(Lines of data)
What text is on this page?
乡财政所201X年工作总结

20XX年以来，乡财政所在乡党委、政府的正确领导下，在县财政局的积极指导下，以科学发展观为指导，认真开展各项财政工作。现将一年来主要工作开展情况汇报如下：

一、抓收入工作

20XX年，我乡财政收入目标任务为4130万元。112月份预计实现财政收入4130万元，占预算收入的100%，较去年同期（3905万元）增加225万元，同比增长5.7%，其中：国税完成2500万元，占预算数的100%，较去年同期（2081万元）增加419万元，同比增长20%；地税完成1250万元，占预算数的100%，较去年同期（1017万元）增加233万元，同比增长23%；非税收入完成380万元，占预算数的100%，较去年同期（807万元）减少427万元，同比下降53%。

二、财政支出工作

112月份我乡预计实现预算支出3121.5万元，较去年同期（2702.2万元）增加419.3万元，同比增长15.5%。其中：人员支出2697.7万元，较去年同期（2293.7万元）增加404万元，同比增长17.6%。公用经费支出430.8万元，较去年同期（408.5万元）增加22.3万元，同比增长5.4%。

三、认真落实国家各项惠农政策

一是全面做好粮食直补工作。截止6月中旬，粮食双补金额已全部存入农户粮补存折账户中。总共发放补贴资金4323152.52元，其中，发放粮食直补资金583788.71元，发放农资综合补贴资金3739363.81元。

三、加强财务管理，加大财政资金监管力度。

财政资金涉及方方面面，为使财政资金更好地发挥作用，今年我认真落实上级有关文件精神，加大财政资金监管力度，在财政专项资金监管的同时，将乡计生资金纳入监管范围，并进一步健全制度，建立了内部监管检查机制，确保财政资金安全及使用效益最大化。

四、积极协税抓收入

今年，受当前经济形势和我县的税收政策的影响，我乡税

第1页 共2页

--- TASK BRIEF ---
Copy the data above exactly. Every line must be included.

--- EXPECTED OUTPUT ---
What text is on this page?
乡财政所201X年工作总结

20XX年以来，乡财政所在乡党委、政府的正确领导下，在县财政局的积极指导下，以科学发展观为指导，认真开展各项财政工作。现将一年来主要工作开展情况汇报如下：

一、抓收入工作

20XX年，我乡财政收入目标任务为4130万元。112月份预计实现财政收入4130万元，占预算收入的100%，较去年同期（3905万元）增加225万元，同比增长5.7%，其中：国税完成2500万元，占预算数的100%，较去年同期（2081万元）增加419万元，同比增长20%；地税完成1250万元，占预算数的100%，较去年同期（1017万元）增加233万元，同比增长23%；非税收入完成380万元，占预算数的100%，较去年同期（807万元）减少427万元，同比下降53%。

二、财政支出工作

112月份我乡预计实现预算支出3121.5万元，较去年同期（2702.2万元）增加419.3万元，同比增长15.5%。其中：人员支出2697.7万元，较去年同期（2293.7万元）增加404万元，同比增长17.6%。公用经费支出430.8万元，较去年同期（408.5万元）增加22.3万元，同比增长5.4%。

三、认真落实国家各项惠农政策

一是全面做好粮食直补工作。截止6月中旬，粮食双补金额已全部存入农户粮补存折账户中。总共发放补贴资金4323152.52元，其中，发放粮食直补资金583788.71元，发放农资综合补贴资金3739363.81元。

三、加强财务管理，加大财政资金监管力度。

财政资金涉及方方面面，为使财政资金更好地发挥作用，今年我认真落实上级有关文件精神，加大财政资金监管力度，在财政专项资金监管的同时，将乡计生资金纳入监管范围，并进一步健全制度，建立了内部监管检查机制，确保财政资金安全及使用效益最大化。

四、积极协税抓收入

今年，受当前经济形势和我县的税收政策的影响，我乡税

第1页 共2页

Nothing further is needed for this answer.